Entries start

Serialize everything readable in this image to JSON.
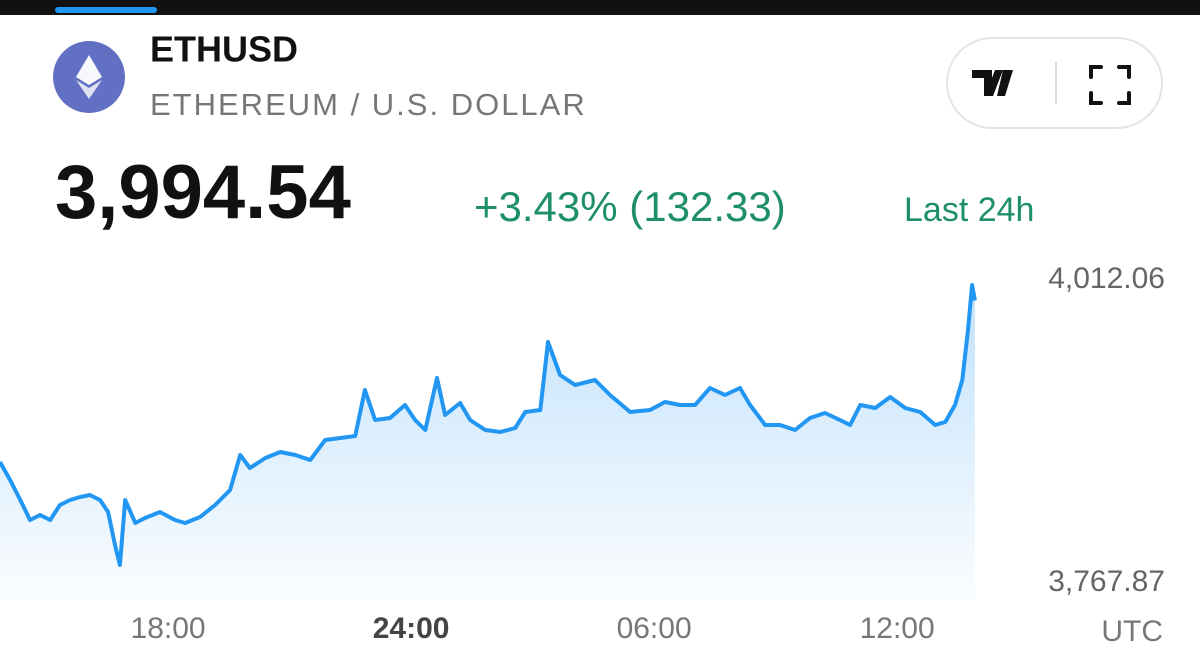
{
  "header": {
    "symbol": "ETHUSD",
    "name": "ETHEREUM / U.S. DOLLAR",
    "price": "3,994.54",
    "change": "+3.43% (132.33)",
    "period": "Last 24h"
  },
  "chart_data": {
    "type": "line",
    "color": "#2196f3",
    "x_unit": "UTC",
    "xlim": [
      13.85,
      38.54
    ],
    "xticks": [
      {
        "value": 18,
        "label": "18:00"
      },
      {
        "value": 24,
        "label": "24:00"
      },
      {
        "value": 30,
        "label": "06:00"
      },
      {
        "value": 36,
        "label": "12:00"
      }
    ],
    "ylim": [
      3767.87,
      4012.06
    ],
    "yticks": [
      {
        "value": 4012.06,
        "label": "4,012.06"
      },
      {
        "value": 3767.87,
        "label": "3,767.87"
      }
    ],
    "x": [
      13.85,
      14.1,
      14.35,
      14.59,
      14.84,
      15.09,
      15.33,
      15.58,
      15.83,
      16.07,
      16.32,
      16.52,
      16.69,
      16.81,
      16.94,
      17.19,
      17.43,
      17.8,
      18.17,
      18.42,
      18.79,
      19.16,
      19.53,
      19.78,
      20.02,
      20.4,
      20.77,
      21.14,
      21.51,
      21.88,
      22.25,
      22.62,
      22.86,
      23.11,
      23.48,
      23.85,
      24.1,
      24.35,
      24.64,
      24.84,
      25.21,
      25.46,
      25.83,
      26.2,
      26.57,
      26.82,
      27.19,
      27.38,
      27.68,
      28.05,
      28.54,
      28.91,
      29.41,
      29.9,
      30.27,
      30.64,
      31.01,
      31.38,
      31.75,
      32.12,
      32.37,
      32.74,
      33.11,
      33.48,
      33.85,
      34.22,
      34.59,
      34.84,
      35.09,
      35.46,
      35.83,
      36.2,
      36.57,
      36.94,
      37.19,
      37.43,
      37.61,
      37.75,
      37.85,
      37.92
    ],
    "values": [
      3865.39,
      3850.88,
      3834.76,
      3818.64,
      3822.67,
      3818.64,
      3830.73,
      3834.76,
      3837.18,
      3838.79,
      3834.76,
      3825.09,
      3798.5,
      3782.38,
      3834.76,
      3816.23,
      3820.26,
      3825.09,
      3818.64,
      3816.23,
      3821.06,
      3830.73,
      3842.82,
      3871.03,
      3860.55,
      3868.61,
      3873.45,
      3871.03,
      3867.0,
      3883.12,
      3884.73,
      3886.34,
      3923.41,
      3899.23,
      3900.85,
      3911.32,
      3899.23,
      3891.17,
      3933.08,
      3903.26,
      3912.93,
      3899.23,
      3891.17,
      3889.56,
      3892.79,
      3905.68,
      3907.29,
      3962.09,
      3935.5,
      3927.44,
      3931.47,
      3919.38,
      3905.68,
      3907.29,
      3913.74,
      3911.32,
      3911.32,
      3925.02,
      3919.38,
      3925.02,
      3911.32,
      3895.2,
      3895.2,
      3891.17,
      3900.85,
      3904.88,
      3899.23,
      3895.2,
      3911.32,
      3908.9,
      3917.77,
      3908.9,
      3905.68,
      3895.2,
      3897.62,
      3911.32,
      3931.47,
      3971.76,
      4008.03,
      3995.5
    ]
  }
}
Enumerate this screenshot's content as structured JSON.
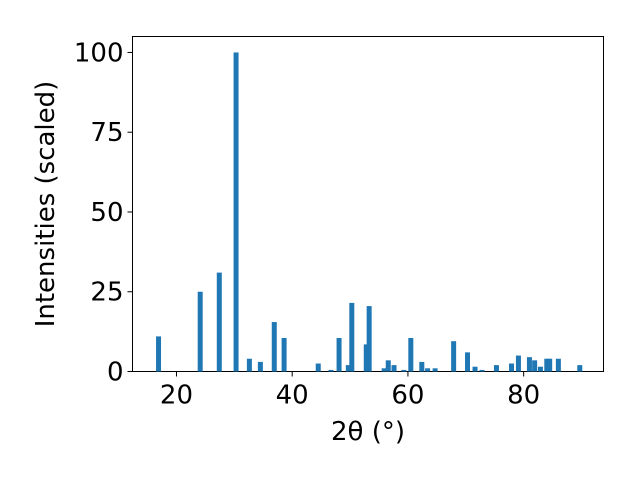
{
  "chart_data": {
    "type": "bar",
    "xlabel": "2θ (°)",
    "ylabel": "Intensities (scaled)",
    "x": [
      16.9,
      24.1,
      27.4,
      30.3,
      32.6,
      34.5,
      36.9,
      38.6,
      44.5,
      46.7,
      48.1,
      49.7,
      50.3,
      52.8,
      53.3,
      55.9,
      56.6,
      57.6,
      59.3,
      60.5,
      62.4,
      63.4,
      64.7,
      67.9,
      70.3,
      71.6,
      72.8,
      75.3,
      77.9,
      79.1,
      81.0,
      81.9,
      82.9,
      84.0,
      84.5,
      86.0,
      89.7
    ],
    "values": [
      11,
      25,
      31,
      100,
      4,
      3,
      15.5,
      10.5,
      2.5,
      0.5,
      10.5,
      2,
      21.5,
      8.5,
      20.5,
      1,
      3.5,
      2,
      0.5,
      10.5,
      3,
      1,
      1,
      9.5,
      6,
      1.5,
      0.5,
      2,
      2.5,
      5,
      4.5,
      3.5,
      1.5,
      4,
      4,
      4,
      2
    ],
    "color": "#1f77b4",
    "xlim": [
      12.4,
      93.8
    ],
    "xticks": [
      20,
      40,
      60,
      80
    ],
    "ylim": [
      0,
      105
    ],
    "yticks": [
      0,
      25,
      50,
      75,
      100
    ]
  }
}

Entries end
Entries start

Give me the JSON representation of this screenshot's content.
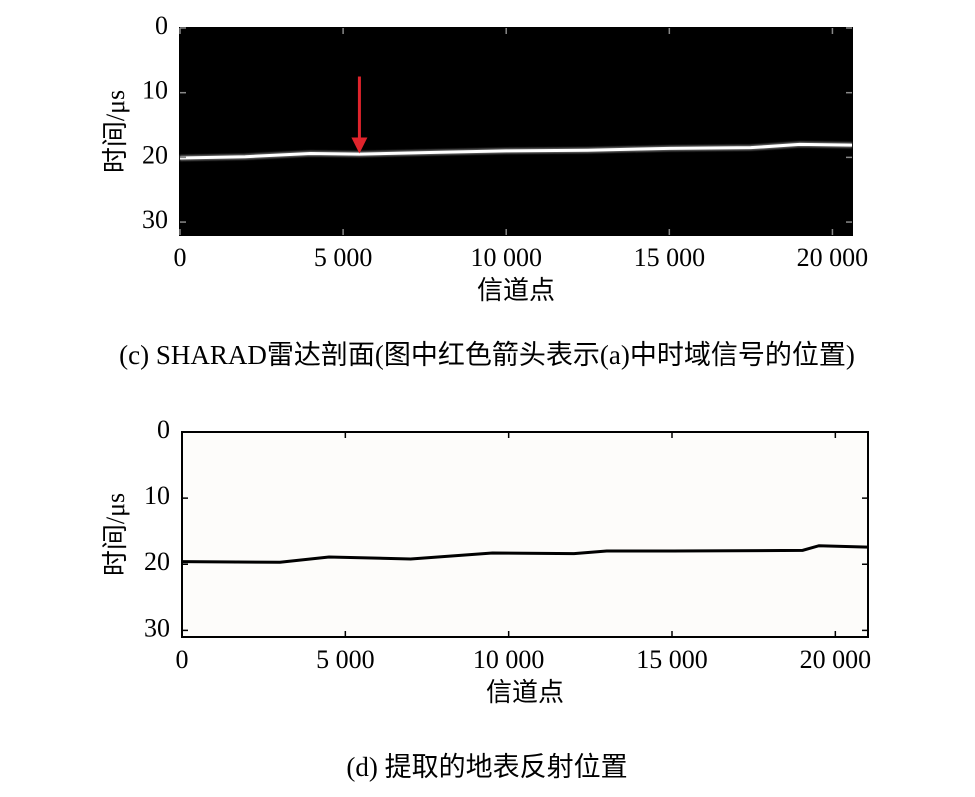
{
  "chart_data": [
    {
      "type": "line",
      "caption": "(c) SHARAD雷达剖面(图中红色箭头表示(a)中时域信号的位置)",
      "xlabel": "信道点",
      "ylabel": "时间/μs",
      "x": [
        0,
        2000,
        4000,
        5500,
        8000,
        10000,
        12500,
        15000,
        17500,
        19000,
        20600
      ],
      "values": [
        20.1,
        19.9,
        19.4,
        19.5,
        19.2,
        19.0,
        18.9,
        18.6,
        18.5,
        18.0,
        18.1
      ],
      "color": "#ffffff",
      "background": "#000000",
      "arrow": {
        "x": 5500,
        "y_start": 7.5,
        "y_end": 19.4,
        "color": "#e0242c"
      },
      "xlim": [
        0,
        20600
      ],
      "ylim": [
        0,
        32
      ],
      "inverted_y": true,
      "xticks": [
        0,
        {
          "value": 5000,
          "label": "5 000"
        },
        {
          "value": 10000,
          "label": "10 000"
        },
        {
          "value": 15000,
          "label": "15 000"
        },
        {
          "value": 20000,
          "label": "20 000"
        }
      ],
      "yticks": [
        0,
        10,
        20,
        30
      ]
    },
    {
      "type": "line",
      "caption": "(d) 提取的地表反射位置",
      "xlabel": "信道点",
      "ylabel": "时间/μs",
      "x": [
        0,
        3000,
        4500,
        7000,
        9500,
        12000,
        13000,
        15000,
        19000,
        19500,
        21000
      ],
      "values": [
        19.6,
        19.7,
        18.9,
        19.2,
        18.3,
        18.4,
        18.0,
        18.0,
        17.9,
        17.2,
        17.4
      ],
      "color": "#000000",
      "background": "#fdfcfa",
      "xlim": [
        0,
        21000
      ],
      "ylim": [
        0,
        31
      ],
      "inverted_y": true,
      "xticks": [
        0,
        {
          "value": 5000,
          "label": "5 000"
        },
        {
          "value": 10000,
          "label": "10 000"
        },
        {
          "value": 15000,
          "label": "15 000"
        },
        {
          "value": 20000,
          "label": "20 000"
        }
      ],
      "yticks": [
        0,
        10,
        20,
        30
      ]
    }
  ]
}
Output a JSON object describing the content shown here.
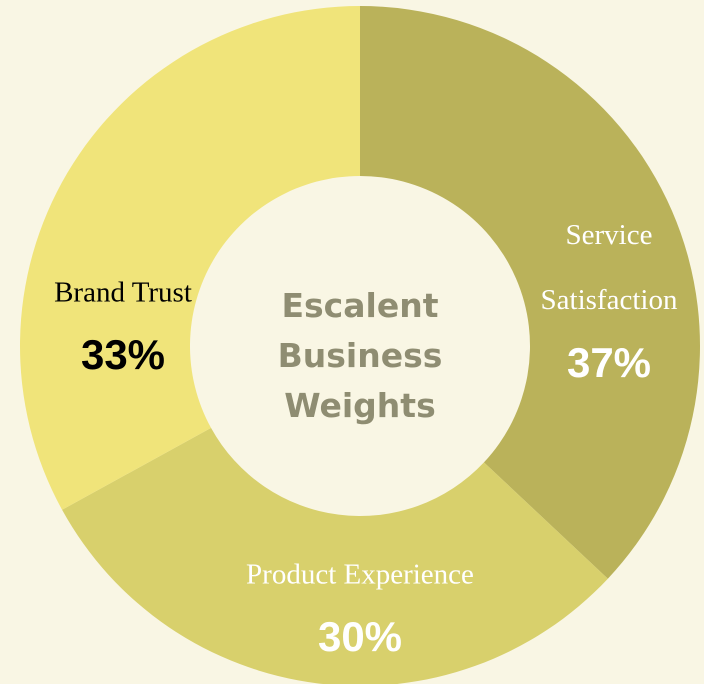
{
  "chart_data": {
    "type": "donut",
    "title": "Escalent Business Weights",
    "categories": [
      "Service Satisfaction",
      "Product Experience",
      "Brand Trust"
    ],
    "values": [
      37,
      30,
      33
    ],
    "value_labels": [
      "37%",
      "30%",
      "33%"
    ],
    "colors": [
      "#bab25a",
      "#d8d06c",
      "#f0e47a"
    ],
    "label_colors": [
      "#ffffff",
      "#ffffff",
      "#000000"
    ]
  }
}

Entries end

▸ Request
Each line that holds the word "background" is to be copied.

▸ Task output
      "background": "#000000",
      "background": "#fdfcfa",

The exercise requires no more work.